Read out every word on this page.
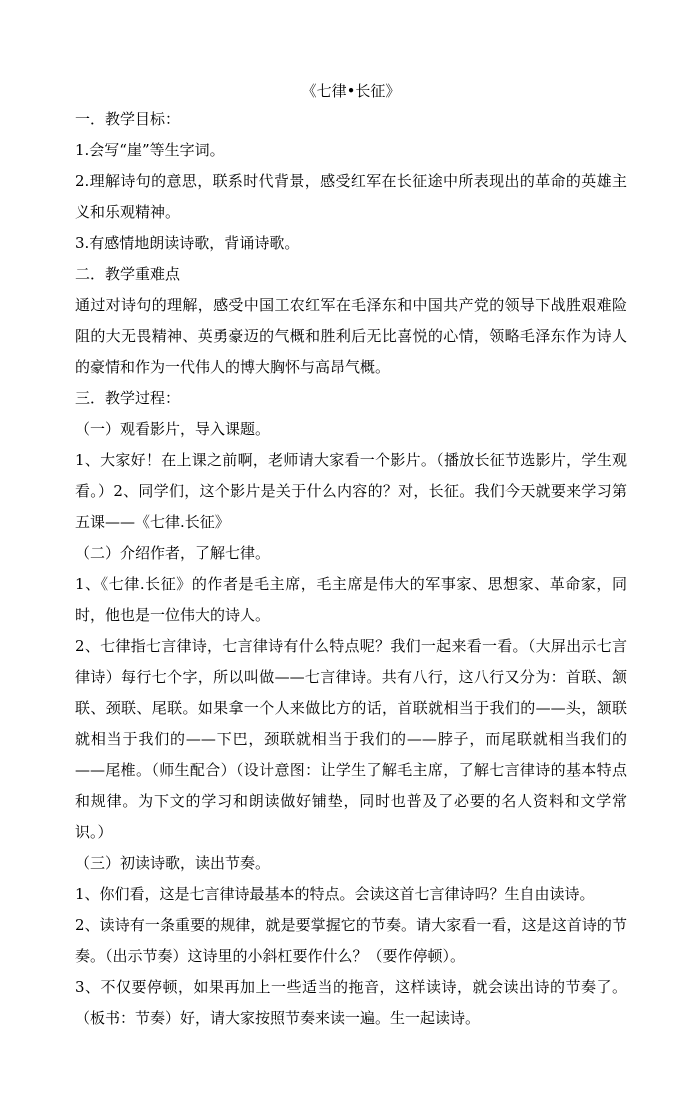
《七律•长征》

一．教学目标：

1.会写“崖”等生字词。

2.理解诗句的意思，联系时代背景，感受红军在长征途中所表现出的革命的英雄主义和乐观精神。

3.有感情地朗读诗歌，背诵诗歌。

二．教学重难点

通过对诗句的理解，感受中国工农红军在毛泽东和中国共产党的领导下战胜艰难险阻的大无畏精神、英勇豪迈的气概和胜利后无比喜悦的心情，领略毛泽东作为诗人的豪情和作为一代伟人的博大胸怀与高昂气概。

三．教学过程：

（一）观看影片，导入课题。

1、大家好！在上课之前啊，老师请大家看一个影片。（播放长征节选影片，学生观看。）2、同学们，这个影片是关于什么内容的？对，长征。我们今天就要来学习第五课——《七律.长征》

（二）介绍作者，了解七律。

1、《七律.长征》的作者是毛主席，毛主席是伟大的军事家、思想家、革命家，同时，他也是一位伟大的诗人。

2、七律指七言律诗，七言律诗有什么特点呢？我们一起来看一看。（大屏出示七言律诗）每行七个字，所以叫做——七言律诗。共有八行，这八行又分为：首联、颔联、颈联、尾联。如果拿一个人来做比方的话，首联就相当于我们的——头，颔联就相当于我们的——下巴，颈联就相当于我们的——脖子，而尾联就相当我们的——尾椎。（师生配合）（设计意图：让学生了解毛主席，了解七言律诗的基本特点和规律。为下文的学习和朗读做好铺垫，同时也普及了必要的名人资料和文学常识。）

（三）初读诗歌，读出节奏。

1、你们看，这是七言律诗最基本的特点。会读这首七言律诗吗？生自由读诗。

2、读诗有一条重要的规律，就是要掌握它的节奏。请大家看一看，这是这首诗的节奏。（出示节奏）这诗里的小斜杠要作什么？（要作停顿）。

3、不仅要停顿，如果再加上一些适当的拖音，这样读诗，就会读出诗的节奏了。（板书：节奏）好，请大家按照节奏来读一遍。生一起读诗。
.....
Without including any pictures, print each record exactly.

▶ **The answer**
Read out every word on this page.
《七律•长征》

一．教学目标：

1.会写“崖”等生字词。

2.理解诗句的意思，联系时代背景，感受红军在长征途中所表现出的革命的英雄主义和乐观精神。

3.有感情地朗读诗歌，背诵诗歌。

二．教学重难点

通过对诗句的理解，感受中国工农红军在毛泽东和中国共产党的领导下战胜艰难险阻的大无畏精神、英勇豪迈的气概和胜利后无比喜悦的心情，领略毛泽东作为诗人的豪情和作为一代伟人的博大胸怀与高昂气概。

三．教学过程：

（一）观看影片，导入课题。

1、大家好！在上课之前啊，老师请大家看一个影片。（播放长征节选影片，学生观看。）2、同学们，这个影片是关于什么内容的？对，长征。我们今天就要来学习第五课——《七律.长征》

（二）介绍作者，了解七律。

1、《七律.长征》的作者是毛主席，毛主席是伟大的军事家、思想家、革命家，同时，他也是一位伟大的诗人。

2、七律指七言律诗，七言律诗有什么特点呢？我们一起来看一看。（大屏出示七言律诗）每行七个字，所以叫做——七言律诗。共有八行，这八行又分为：首联、颔联、颈联、尾联。如果拿一个人来做比方的话，首联就相当于我们的——头，颔联就相当于我们的——下巴，颈联就相当于我们的——脖子，而尾联就相当我们的——尾椎。（师生配合）（设计意图：让学生了解毛主席，了解七言律诗的基本特点和规律。为下文的学习和朗读做好铺垫，同时也普及了必要的名人资料和文学常识。）

（三）初读诗歌，读出节奏。

1、你们看，这是七言律诗最基本的特点。会读这首七言律诗吗？生自由读诗。

2、读诗有一条重要的规律，就是要掌握它的节奏。请大家看一看，这是这首诗的节奏。（出示节奏）这诗里的小斜杠要作什么？（要作停顿）。

3、不仅要停顿，如果再加上一些适当的拖音，这样读诗，就会读出诗的节奏了。（板书：节奏）好，请大家按照节奏来读一遍。生一起读诗。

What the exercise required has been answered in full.